**Exercise requirements:** Look through the records below, and copy out every line that holds the string "bubble".

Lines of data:
::::
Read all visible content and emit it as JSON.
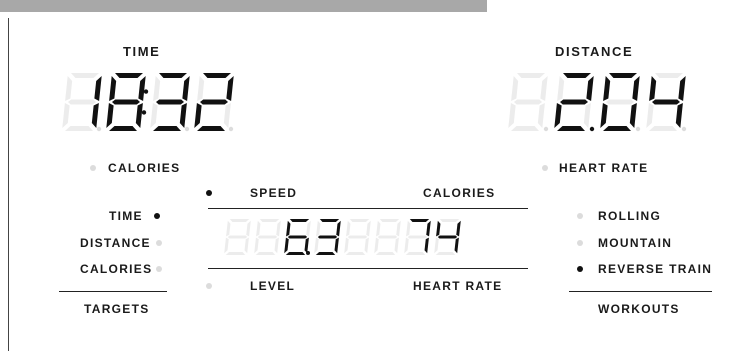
{
  "time": {
    "label": "TIME",
    "value": "18:32"
  },
  "distance": {
    "label": "DISTANCE",
    "value": "2.04"
  },
  "left_modes": {
    "calories_label": "CALORIES"
  },
  "right_modes": {
    "heart_rate_label": "HEART RATE"
  },
  "center": {
    "speed_label": "SPEED",
    "calories_label": "CALORIES",
    "level_label": "LEVEL",
    "heart_rate_label": "HEART RATE",
    "speed_value": "6.3",
    "calories_value": "74"
  },
  "targets": {
    "title": "TARGETS",
    "items": [
      {
        "label": "TIME",
        "active": true
      },
      {
        "label": "DISTANCE",
        "active": false
      },
      {
        "label": "CALORIES",
        "active": false
      }
    ]
  },
  "workouts": {
    "title": "WORKOUTS",
    "items": [
      {
        "label": "ROLLING",
        "active": false
      },
      {
        "label": "MOUNTAIN",
        "active": false
      },
      {
        "label": "REVERSE TRAIN",
        "active": true
      }
    ]
  },
  "colors": {
    "segment_on": "#111111",
    "segment_off": "#ececec",
    "indicator_off": "#dcdcdc",
    "top_bar": "#a8a8a8"
  }
}
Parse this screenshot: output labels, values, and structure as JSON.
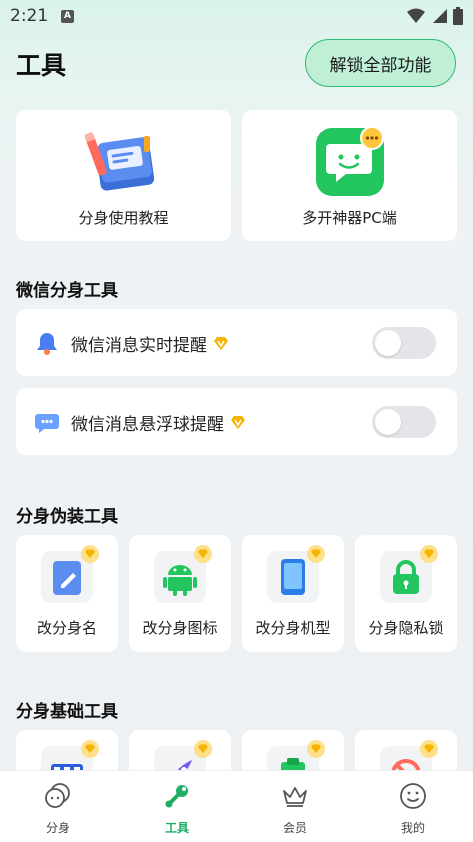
{
  "status": {
    "time": "2:21",
    "notif_letter": "A"
  },
  "header": {
    "title": "工具",
    "unlock_label": "解锁全部功能"
  },
  "top_cards": [
    {
      "label": "分身使用教程",
      "icon": "book-pencil-icon"
    },
    {
      "label": "多开神器PC端",
      "icon": "chat-bubble-icon"
    }
  ],
  "sections": {
    "wechat": "微信分身工具",
    "disguise": "分身伪装工具",
    "basic": "分身基础工具"
  },
  "wechat_tools": [
    {
      "label": "微信消息实时提醒",
      "icon": "bell-icon",
      "enabled": false
    },
    {
      "label": "微信消息悬浮球提醒",
      "icon": "floating-bubble-icon",
      "enabled": false
    }
  ],
  "disguise_tools": [
    {
      "label": "改分身名",
      "icon": "edit-name-icon"
    },
    {
      "label": "改分身图标",
      "icon": "android-icon"
    },
    {
      "label": "改分身机型",
      "icon": "phone-icon"
    },
    {
      "label": "分身隐私锁",
      "icon": "lock-icon"
    }
  ],
  "basic_tools": [
    {
      "icon": "grid-keyboard-icon"
    },
    {
      "icon": "rocket-icon"
    },
    {
      "icon": "clipboard-icon"
    },
    {
      "icon": "no-ads-icon"
    }
  ],
  "nav": [
    {
      "label": "分身",
      "icon": "clone-chat-icon",
      "active": false
    },
    {
      "label": "工具",
      "icon": "wrench-icon",
      "active": true
    },
    {
      "label": "会员",
      "icon": "crown-icon",
      "active": false
    },
    {
      "label": "我的",
      "icon": "smile-icon",
      "active": false
    }
  ],
  "colors": {
    "accent": "#1fae63",
    "vip": "#f5b400",
    "toggle_off": "#e3e5e8"
  }
}
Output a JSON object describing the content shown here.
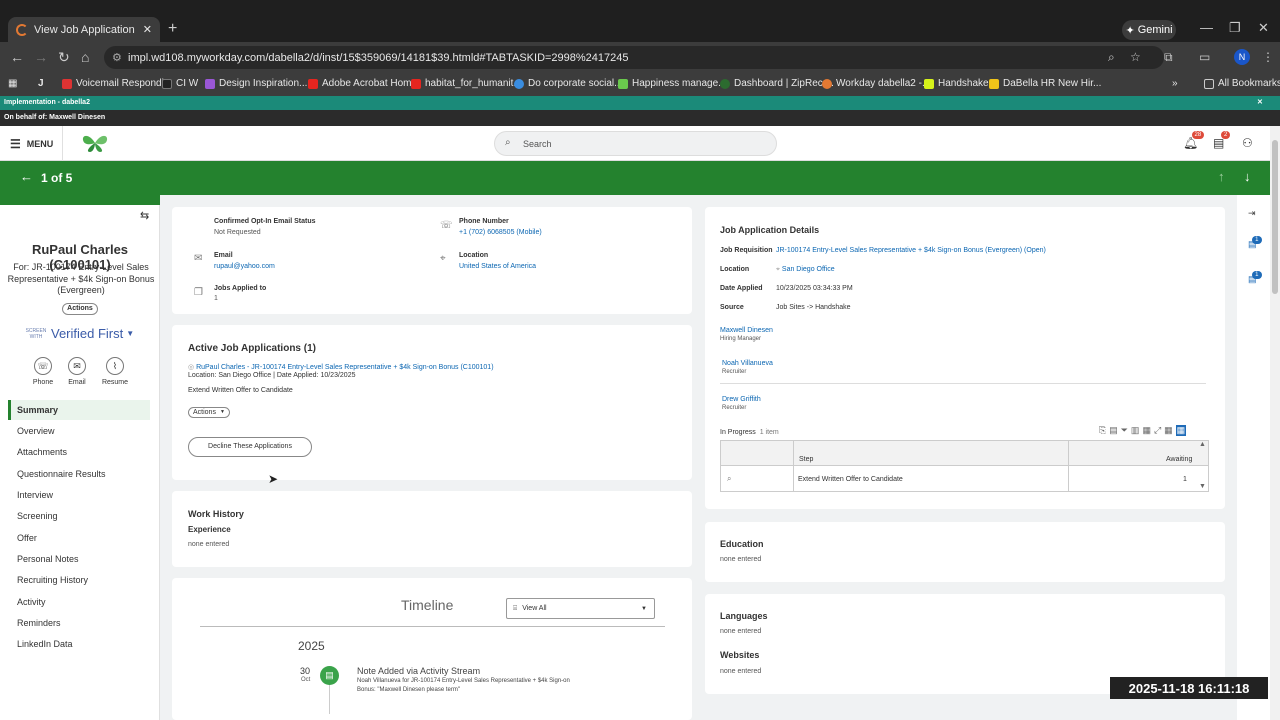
::::
**Reply to the exercise:**
      "icon": "chat-bubble-icon"
      "icon": "floating-bubble-icon",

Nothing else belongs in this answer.